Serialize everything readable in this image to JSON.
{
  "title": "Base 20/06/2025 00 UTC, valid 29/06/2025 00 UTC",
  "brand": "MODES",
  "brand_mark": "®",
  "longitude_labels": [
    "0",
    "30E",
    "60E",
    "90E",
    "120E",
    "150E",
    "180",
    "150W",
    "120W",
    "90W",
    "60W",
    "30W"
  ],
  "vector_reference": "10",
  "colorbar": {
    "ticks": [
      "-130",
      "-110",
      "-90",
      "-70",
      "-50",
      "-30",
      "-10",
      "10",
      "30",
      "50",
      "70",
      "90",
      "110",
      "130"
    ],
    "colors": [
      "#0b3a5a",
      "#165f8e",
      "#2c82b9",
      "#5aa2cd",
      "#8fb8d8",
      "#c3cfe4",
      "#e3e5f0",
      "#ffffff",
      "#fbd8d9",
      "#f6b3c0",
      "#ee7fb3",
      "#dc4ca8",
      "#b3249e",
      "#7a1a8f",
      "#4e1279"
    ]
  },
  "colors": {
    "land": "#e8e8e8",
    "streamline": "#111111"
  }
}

# Task goal:
Write the data out again in full and exactly.

# Result below:
Serialize everything readable in this image to JSON.
{
  "title": "Base 20/06/2025 00 UTC, valid 29/06/2025 00 UTC",
  "brand": "MODES",
  "brand_mark": "®",
  "longitude_labels": [
    "0",
    "30E",
    "60E",
    "90E",
    "120E",
    "150E",
    "180",
    "150W",
    "120W",
    "90W",
    "60W",
    "30W"
  ],
  "vector_reference": "10",
  "colorbar": {
    "ticks": [
      "-130",
      "-110",
      "-90",
      "-70",
      "-50",
      "-30",
      "-10",
      "10",
      "30",
      "50",
      "70",
      "90",
      "110",
      "130"
    ],
    "colors": [
      "#0b3a5a",
      "#165f8e",
      "#2c82b9",
      "#5aa2cd",
      "#8fb8d8",
      "#c3cfe4",
      "#e3e5f0",
      "#ffffff",
      "#fbd8d9",
      "#f6b3c0",
      "#ee7fb3",
      "#dc4ca8",
      "#b3249e",
      "#7a1a8f",
      "#4e1279"
    ]
  },
  "colors": {
    "land": "#e8e8e8",
    "streamline": "#111111"
  }
}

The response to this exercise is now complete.